→ **Stored items from a collection**
───

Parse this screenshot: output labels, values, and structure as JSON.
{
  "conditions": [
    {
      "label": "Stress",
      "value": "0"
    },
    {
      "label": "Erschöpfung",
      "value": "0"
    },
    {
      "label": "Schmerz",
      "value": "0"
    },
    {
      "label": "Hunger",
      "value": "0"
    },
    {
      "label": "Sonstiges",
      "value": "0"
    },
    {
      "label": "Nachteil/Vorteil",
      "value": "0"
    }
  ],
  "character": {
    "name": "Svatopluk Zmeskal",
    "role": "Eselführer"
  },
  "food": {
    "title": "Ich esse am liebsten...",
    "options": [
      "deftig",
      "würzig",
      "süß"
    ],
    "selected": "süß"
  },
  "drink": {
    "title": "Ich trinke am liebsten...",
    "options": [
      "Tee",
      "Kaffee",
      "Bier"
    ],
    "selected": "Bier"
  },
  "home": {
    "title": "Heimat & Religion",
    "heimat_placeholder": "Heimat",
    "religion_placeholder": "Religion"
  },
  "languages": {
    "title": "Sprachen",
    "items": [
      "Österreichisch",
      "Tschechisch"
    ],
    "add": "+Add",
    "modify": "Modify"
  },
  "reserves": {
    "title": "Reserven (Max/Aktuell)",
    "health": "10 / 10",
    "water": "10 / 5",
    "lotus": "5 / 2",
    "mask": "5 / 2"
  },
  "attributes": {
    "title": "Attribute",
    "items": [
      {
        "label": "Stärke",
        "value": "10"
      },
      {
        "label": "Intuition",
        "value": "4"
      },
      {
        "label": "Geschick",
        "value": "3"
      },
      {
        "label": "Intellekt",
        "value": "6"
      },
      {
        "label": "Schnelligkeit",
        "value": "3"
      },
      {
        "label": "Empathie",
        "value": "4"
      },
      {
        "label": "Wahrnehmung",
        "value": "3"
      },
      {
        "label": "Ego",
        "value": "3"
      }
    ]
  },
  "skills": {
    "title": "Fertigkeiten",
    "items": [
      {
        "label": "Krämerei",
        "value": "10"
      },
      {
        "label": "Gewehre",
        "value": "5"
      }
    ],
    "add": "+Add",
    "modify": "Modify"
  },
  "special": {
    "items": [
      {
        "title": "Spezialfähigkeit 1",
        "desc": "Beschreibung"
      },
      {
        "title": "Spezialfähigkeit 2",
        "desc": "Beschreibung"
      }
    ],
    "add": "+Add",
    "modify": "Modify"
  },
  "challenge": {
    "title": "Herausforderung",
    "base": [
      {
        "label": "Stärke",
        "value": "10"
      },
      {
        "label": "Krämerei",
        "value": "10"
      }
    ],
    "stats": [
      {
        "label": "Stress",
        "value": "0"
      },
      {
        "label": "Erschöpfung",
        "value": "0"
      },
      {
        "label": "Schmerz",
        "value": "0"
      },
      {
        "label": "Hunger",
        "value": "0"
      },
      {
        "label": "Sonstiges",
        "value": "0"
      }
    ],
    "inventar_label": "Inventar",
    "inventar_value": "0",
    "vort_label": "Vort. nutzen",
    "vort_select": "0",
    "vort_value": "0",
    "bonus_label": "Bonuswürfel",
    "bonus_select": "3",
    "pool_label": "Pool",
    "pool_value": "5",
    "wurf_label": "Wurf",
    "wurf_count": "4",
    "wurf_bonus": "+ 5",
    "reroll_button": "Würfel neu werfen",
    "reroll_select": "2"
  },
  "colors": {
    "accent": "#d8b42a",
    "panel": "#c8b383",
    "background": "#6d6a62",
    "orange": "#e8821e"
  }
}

───

→ **WHAT TO WORK ON**
Look through the listing and extract every line with "Heimat" in it.

→ **RESPONSE**
    "title": "Heimat & Religion",
    "heimat_placeholder": "Heimat",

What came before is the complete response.